▶ _Exercise task_:
Work out how many lines of the listing hold "baggy", then state only that count.

:: Supplied data ::

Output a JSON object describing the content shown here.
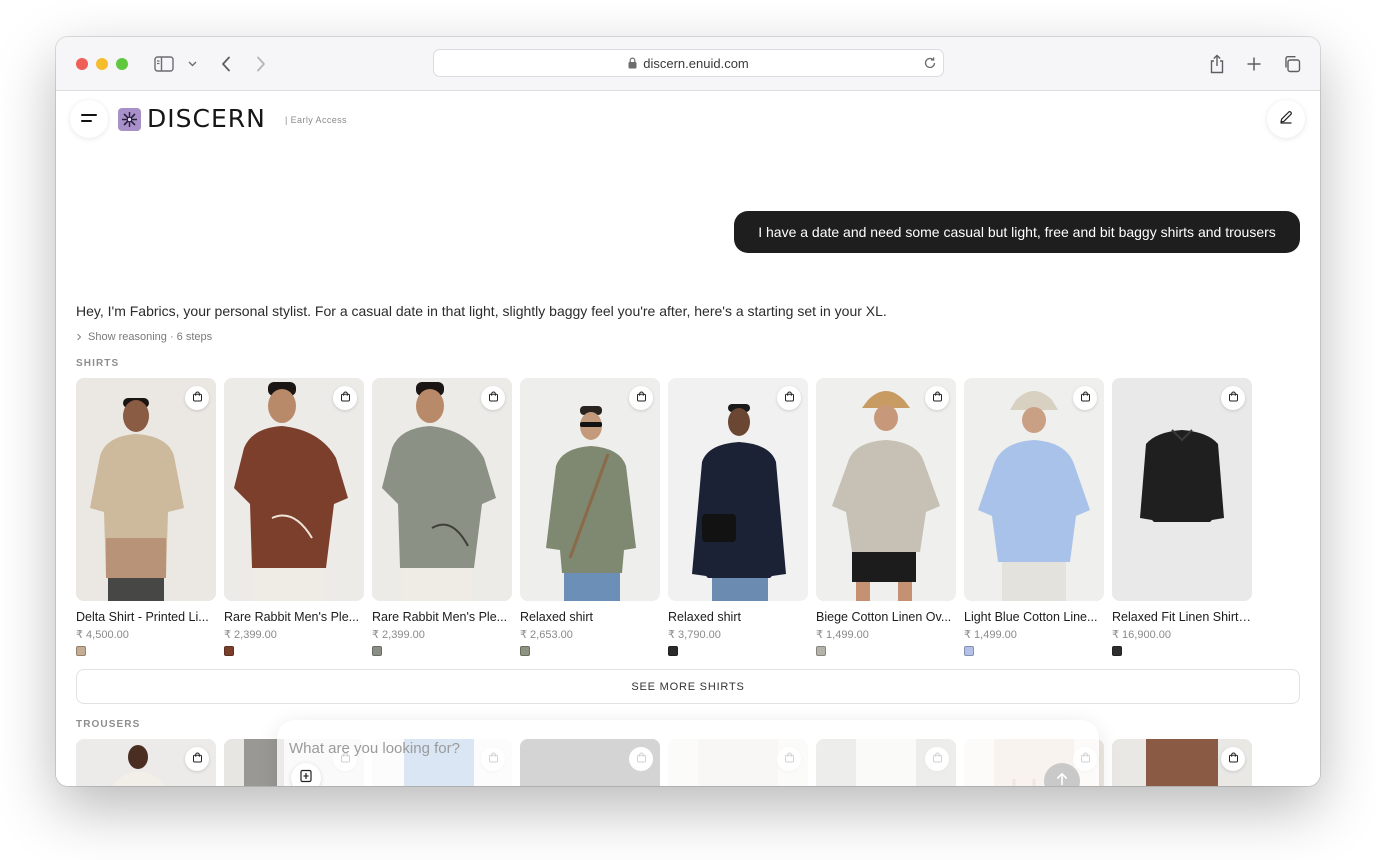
{
  "browser": {
    "url": "discern.enuid.com",
    "icons": [
      "sidebar-icon",
      "chevron-down-icon",
      "back-icon",
      "forward-icon",
      "lock-icon",
      "reload-icon",
      "share-icon",
      "new-tab-icon",
      "tabs-overview-icon"
    ]
  },
  "header": {
    "brand": "DISCERN",
    "badge": "| Early Access",
    "icons": [
      "menu-icon",
      "logo-icon",
      "edit-icon"
    ]
  },
  "chat": {
    "user_message": "I have a date and need some casual but light, free and bit baggy shirts and trousers",
    "assistant_message": "Hey, I'm Fabrics, your personal stylist. For a casual date in that light, slightly baggy feel you're after, here's a starting set in your XL.",
    "reasoning_label": "Show reasoning · 6 steps"
  },
  "shirts": {
    "section_label": "SHIRTS",
    "see_more_label": "SEE MORE SHIRTS",
    "items": [
      {
        "name": "Delta Shirt - Printed Li...",
        "price": "₹ 4,500.00",
        "swatch": "#c4ad93"
      },
      {
        "name": "Rare Rabbit Men's Ple...",
        "price": "₹ 2,399.00",
        "swatch": "#7a3e2a"
      },
      {
        "name": "Rare Rabbit Men's Ple...",
        "price": "₹ 2,399.00",
        "swatch": "#8a8f86"
      },
      {
        "name": "Relaxed shirt",
        "price": "₹ 2,653.00",
        "swatch": "#8e937f"
      },
      {
        "name": "Relaxed shirt",
        "price": "₹ 3,790.00",
        "swatch": "#2a2a2a"
      },
      {
        "name": "Biege Cotton Linen Ov...",
        "price": "₹ 1,499.00",
        "swatch": "#b5b2aa"
      },
      {
        "name": "Light Blue Cotton Line...",
        "price": "₹ 1,499.00",
        "swatch": "#b3c0ea"
      },
      {
        "name": "Relaxed Fit Linen Shirt ...",
        "price": "₹ 16,900.00",
        "swatch": "#2e2e2e"
      }
    ]
  },
  "trousers": {
    "section_label": "TROUSERS"
  },
  "composer": {
    "placeholder": "What are you looking for?"
  }
}
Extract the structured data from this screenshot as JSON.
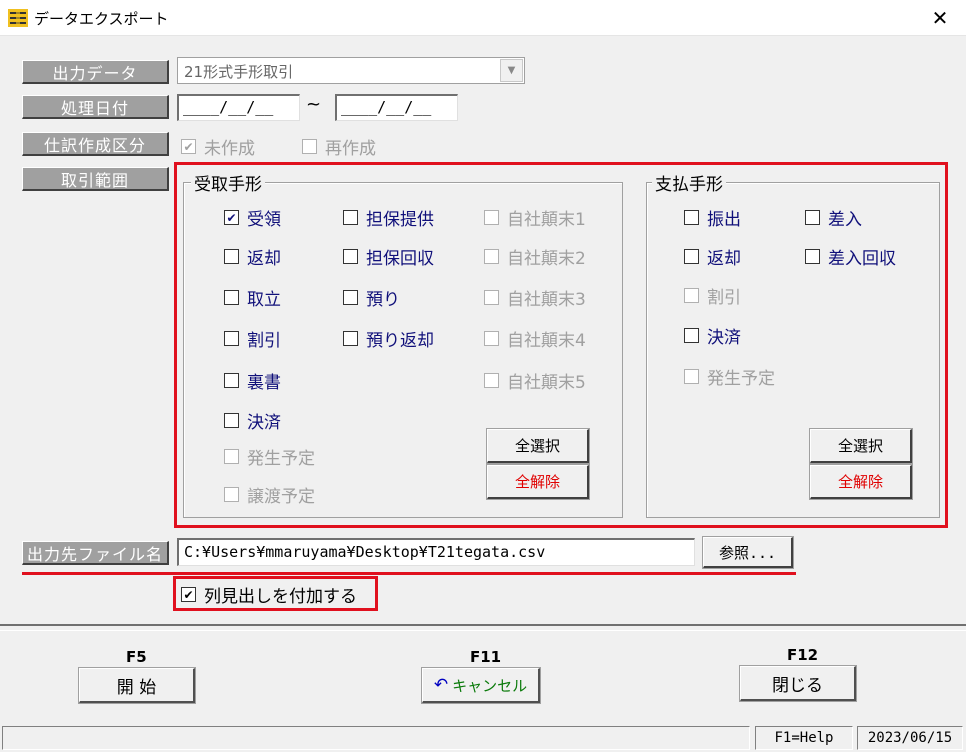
{
  "window": {
    "title": "データエクスポート",
    "close_glyph": "✕"
  },
  "labels": {
    "output_data": "出力データ",
    "process_date": "処理日付",
    "journal_type": "仕訳作成区分",
    "range": "取引範囲",
    "output_file": "出力先ファイル名"
  },
  "output_data": {
    "value": "21形式手形取引"
  },
  "date_range": {
    "from": "____/__/__",
    "to": "____/__/__",
    "separator": "~"
  },
  "journal": {
    "uncreated": "未作成",
    "recreated": "再作成"
  },
  "receivable": {
    "title": "受取手形",
    "col1": [
      {
        "label": "受領",
        "checked": true,
        "enabled": true
      },
      {
        "label": "返却",
        "checked": false,
        "enabled": true
      },
      {
        "label": "取立",
        "checked": false,
        "enabled": true
      },
      {
        "label": "割引",
        "checked": false,
        "enabled": true
      },
      {
        "label": "裏書",
        "checked": false,
        "enabled": true
      },
      {
        "label": "決済",
        "checked": false,
        "enabled": true
      },
      {
        "label": "発生予定",
        "checked": false,
        "enabled": false
      },
      {
        "label": "譲渡予定",
        "checked": false,
        "enabled": false
      }
    ],
    "col2": [
      {
        "label": "担保提供",
        "checked": false,
        "enabled": true
      },
      {
        "label": "担保回収",
        "checked": false,
        "enabled": true
      },
      {
        "label": "預り",
        "checked": false,
        "enabled": true
      },
      {
        "label": "預り返却",
        "checked": false,
        "enabled": true
      }
    ],
    "col3": [
      {
        "label": "自社顛末1",
        "checked": false,
        "enabled": false
      },
      {
        "label": "自社顛末2",
        "checked": false,
        "enabled": false
      },
      {
        "label": "自社顛末3",
        "checked": false,
        "enabled": false
      },
      {
        "label": "自社顛末4",
        "checked": false,
        "enabled": false
      },
      {
        "label": "自社顛末5",
        "checked": false,
        "enabled": false
      }
    ],
    "select_all": "全選択",
    "clear_all": "全解除"
  },
  "payable": {
    "title": "支払手形",
    "col1": [
      {
        "label": "振出",
        "checked": false,
        "enabled": true
      },
      {
        "label": "返却",
        "checked": false,
        "enabled": true
      },
      {
        "label": "割引",
        "checked": false,
        "enabled": false
      },
      {
        "label": "決済",
        "checked": false,
        "enabled": true
      },
      {
        "label": "発生予定",
        "checked": false,
        "enabled": false
      }
    ],
    "col2": [
      {
        "label": "差入",
        "checked": false,
        "enabled": true
      },
      {
        "label": "差入回収",
        "checked": false,
        "enabled": true
      }
    ],
    "select_all": "全選択",
    "clear_all": "全解除"
  },
  "file": {
    "path": "C:¥Users¥mmaruyama¥Desktop¥T21tegata.csv",
    "browse": "参照..."
  },
  "header_option": {
    "label": "列見出しを付加する",
    "checked": true
  },
  "footer": {
    "f5": "F5",
    "start": "開 始",
    "f11": "F11",
    "cancel": "キャンセル",
    "f12": "F12",
    "close": "閉じる"
  },
  "status": {
    "help": "F1=Help",
    "date": "2023/06/15"
  },
  "colors": {
    "accent_red": "#e0101e",
    "label_gray": "#a0a0a0",
    "text_blue": "#10107a"
  }
}
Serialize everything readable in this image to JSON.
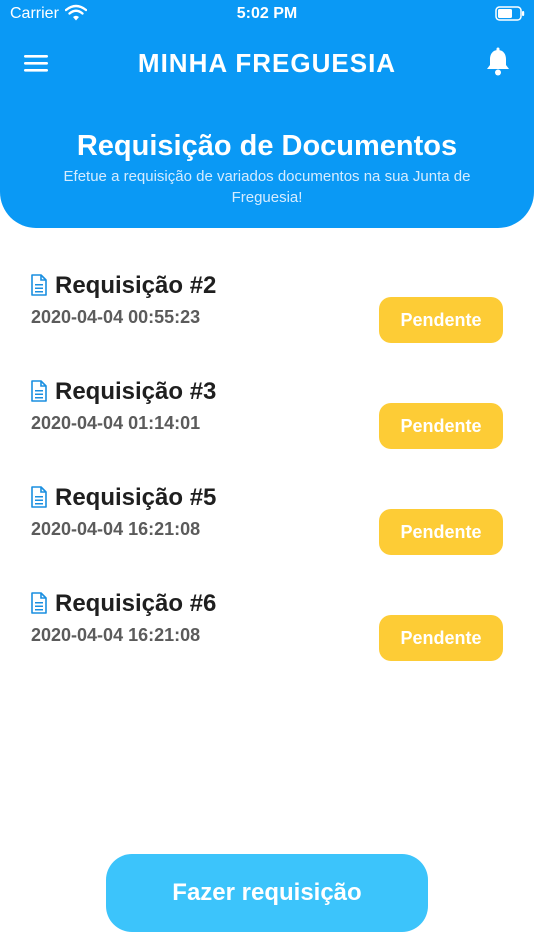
{
  "status_bar": {
    "carrier": "Carrier",
    "time": "5:02 PM",
    "wifi_icon": "wifi-icon",
    "battery_icon": "battery-icon"
  },
  "header": {
    "menu_icon": "hamburger-menu-icon",
    "app_title": "MINHA FREGUESIA",
    "bell_icon": "bell-icon",
    "page_title": "Requisição de Documentos",
    "page_subtitle": "Efetue a requisição de variados documentos na sua Junta de Freguesia!",
    "background_color": "#0a99f5"
  },
  "requests": [
    {
      "title": "Requisição #2",
      "date": "2020-04-04 00:55:23",
      "status": "Pendente",
      "icon": "document-icon"
    },
    {
      "title": "Requisição #3",
      "date": "2020-04-04 01:14:01",
      "status": "Pendente",
      "icon": "document-icon"
    },
    {
      "title": "Requisição #5",
      "date": "2020-04-04 16:21:08",
      "status": "Pendente",
      "icon": "document-icon"
    },
    {
      "title": "Requisição #6",
      "date": "2020-04-04 16:21:08",
      "status": "Pendente",
      "icon": "document-icon"
    }
  ],
  "status_color": "#fdcc36",
  "cta": {
    "label": "Fazer requisição",
    "color": "#3cc4fb"
  }
}
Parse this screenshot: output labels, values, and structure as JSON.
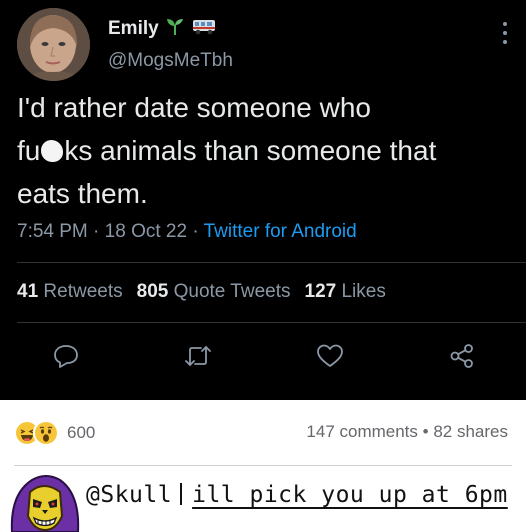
{
  "tweet": {
    "display_name": "Emily",
    "handle": "@MogsMeTbh",
    "text_line1": "I'd rather date someone who",
    "text_line2_pre": "fu",
    "text_line2_post": "ks animals than someone that",
    "text_line3": "eats them.",
    "time": "7:54 PM",
    "date": "18 Oct 22",
    "source": "Twitter for Android",
    "retweets_count": "41",
    "retweets_label": "Retweets",
    "quotes_count": "805",
    "quotes_label": "Quote Tweets",
    "likes_count": "127",
    "likes_label": "Likes",
    "icons": [
      "sprout-icon",
      "van-icon",
      "more-icon",
      "reply-icon",
      "retweet-icon",
      "like-icon",
      "share-icon"
    ]
  },
  "post": {
    "reaction_count": "600",
    "comments_label": "147 comments",
    "shares_label": "82 shares",
    "comment_mention": "@Skull",
    "comment_text": "ill pick you up at 6pm",
    "icons": [
      "laughing-emoji-icon",
      "wow-emoji-icon",
      "skeletor-avatar-icon"
    ]
  },
  "colors": {
    "tweet_bg": "#000000",
    "text": "#e7e9ea",
    "muted": "#8b98a5",
    "link": "#1d9bf0",
    "fb_muted": "#65676b"
  }
}
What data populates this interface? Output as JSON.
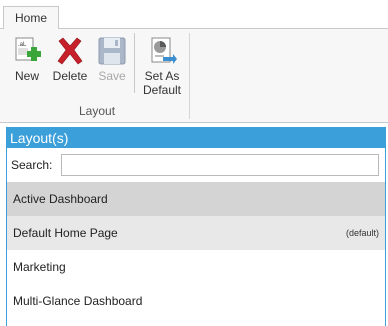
{
  "ribbon": {
    "tab": "Home",
    "buttons": {
      "new": "New",
      "delete": "Delete",
      "save": "Save",
      "set_default_line1": "Set As",
      "set_default_line2": "Default"
    },
    "group_label": "Layout",
    "icons": {
      "new": "new-layout-icon",
      "delete": "delete-x-icon",
      "save": "floppy-disk-icon",
      "set_default": "chart-page-icon"
    }
  },
  "panel": {
    "title": "Layout(s)",
    "search_label": "Search:",
    "search_value": "",
    "items": [
      {
        "label": "Active Dashboard",
        "badge": ""
      },
      {
        "label": "Default Home Page",
        "badge": "(default)"
      },
      {
        "label": "Marketing",
        "badge": ""
      },
      {
        "label": "Multi-Glance Dashboard",
        "badge": ""
      }
    ]
  },
  "colors": {
    "accent": "#3b9fd9",
    "selected_row": "#d4d4d4",
    "hover_row": "#e8e8e8",
    "new_plus": "#3aa63a",
    "delete_x": "#c8202a"
  }
}
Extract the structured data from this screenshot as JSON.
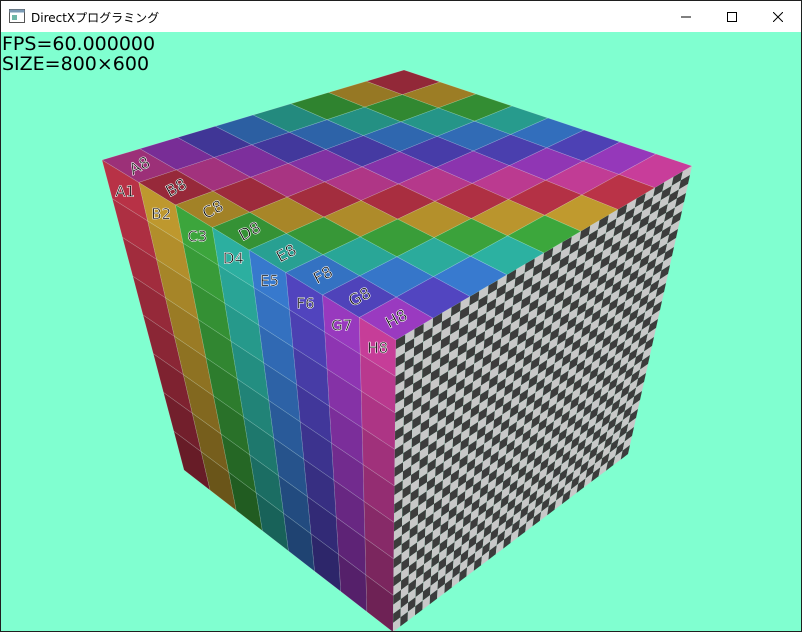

:::

▶ _Problem solution_:
2